● PROBLEM
Output the material word for word. Leave each picture out.

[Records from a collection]

•••

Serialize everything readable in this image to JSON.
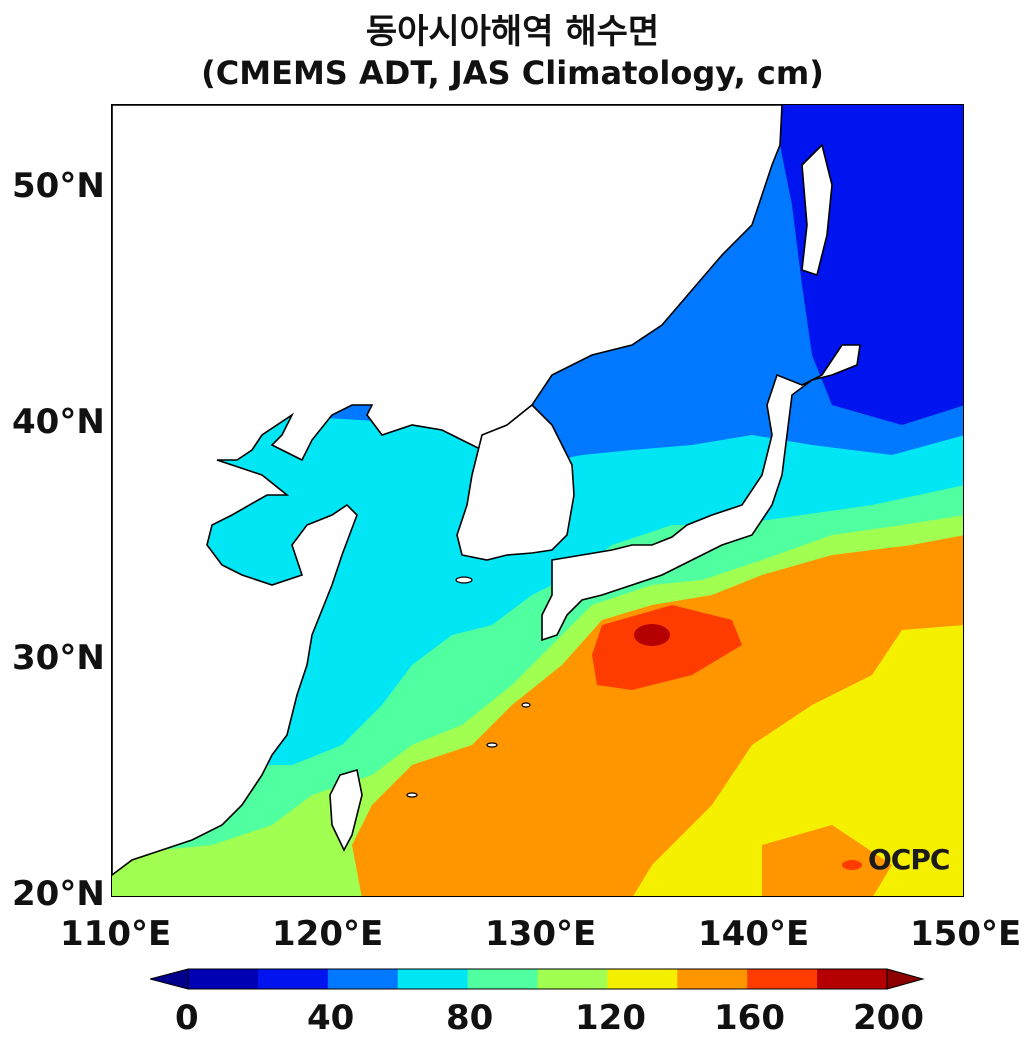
{
  "title": {
    "line1": "동아시아해역 해수면",
    "line2": "(CMEMS ADT, JAS Climatology, cm)"
  },
  "axes": {
    "lat_labels": [
      "50°N",
      "40°N",
      "30°N",
      "20°N"
    ],
    "lon_labels": [
      "110°E",
      "120°E",
      "130°E",
      "140°E",
      "150°E"
    ],
    "lat_range": [
      20,
      53.5
    ],
    "lon_range": [
      110,
      150
    ]
  },
  "colorbar": {
    "tick_labels": [
      "0",
      "40",
      "80",
      "120",
      "160",
      "200"
    ],
    "levels": [
      0,
      20,
      40,
      60,
      80,
      100,
      120,
      140,
      160,
      180,
      200
    ],
    "colors": [
      "#0000b4",
      "#0014f0",
      "#0078ff",
      "#00e6f5",
      "#50ffa0",
      "#a0ff50",
      "#f5f000",
      "#ff9600",
      "#ff3c00",
      "#b40000"
    ],
    "under_color": "#00008c",
    "over_color": "#8c0000"
  },
  "logo": "OCPC"
}
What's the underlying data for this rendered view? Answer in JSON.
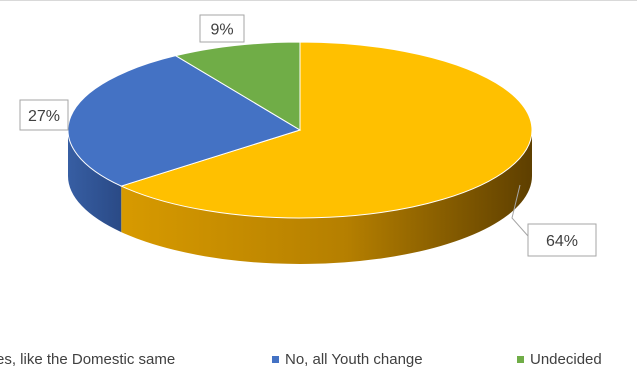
{
  "chart_data": {
    "type": "pie",
    "style": "3d",
    "categories": [
      "Yes, like the Domestic same",
      "No, all Youth change",
      "Undecided"
    ],
    "values": [
      64,
      27,
      9
    ],
    "data_labels": [
      "64%",
      "27%",
      "9%"
    ],
    "colors": [
      "#FFC000",
      "#4472C4",
      "#70AD47"
    ],
    "side_colors": [
      "#a27000",
      "#2c4c8c",
      "#4a7a2f"
    ],
    "legend_position": "bottom",
    "title": ""
  },
  "legend": {
    "items": [
      {
        "label": "es, like the Domestic same",
        "color": "#FFC000"
      },
      {
        "label": "No, all Youth change",
        "color": "#4472C4"
      },
      {
        "label": "Undecided",
        "color": "#70AD47"
      }
    ]
  }
}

•••

● ANSWER TO THIS EXERCISE
Serialize everything readable in this image to JSON.
{
  "title": {
    "line1": "동아시아해역 해수면",
    "line2": "(CMEMS ADT, JAS Climatology, cm)"
  },
  "axes": {
    "lat_labels": [
      "50°N",
      "40°N",
      "30°N",
      "20°N"
    ],
    "lon_labels": [
      "110°E",
      "120°E",
      "130°E",
      "140°E",
      "150°E"
    ],
    "lat_range": [
      20,
      53.5
    ],
    "lon_range": [
      110,
      150
    ]
  },
  "colorbar": {
    "tick_labels": [
      "0",
      "40",
      "80",
      "120",
      "160",
      "200"
    ],
    "levels": [
      0,
      20,
      40,
      60,
      80,
      100,
      120,
      140,
      160,
      180,
      200
    ],
    "colors": [
      "#0000b4",
      "#0014f0",
      "#0078ff",
      "#00e6f5",
      "#50ffa0",
      "#a0ff50",
      "#f5f000",
      "#ff9600",
      "#ff3c00",
      "#b40000"
    ],
    "under_color": "#00008c",
    "over_color": "#8c0000"
  },
  "logo": "OCPC"
}
What's the underlying data for this rendered view? Answer in JSON.
{
  "chart_data": {
    "type": "pie",
    "style": "3d",
    "categories": [
      "Yes, like the Domestic same",
      "No, all Youth change",
      "Undecided"
    ],
    "values": [
      64,
      27,
      9
    ],
    "data_labels": [
      "64%",
      "27%",
      "9%"
    ],
    "colors": [
      "#FFC000",
      "#4472C4",
      "#70AD47"
    ],
    "side_colors": [
      "#a27000",
      "#2c4c8c",
      "#4a7a2f"
    ],
    "legend_position": "bottom",
    "title": ""
  },
  "legend": {
    "items": [
      {
        "label": "es, like the Domestic same",
        "color": "#FFC000"
      },
      {
        "label": "No, all Youth change",
        "color": "#4472C4"
      },
      {
        "label": "Undecided",
        "color": "#70AD47"
      }
    ]
  }
}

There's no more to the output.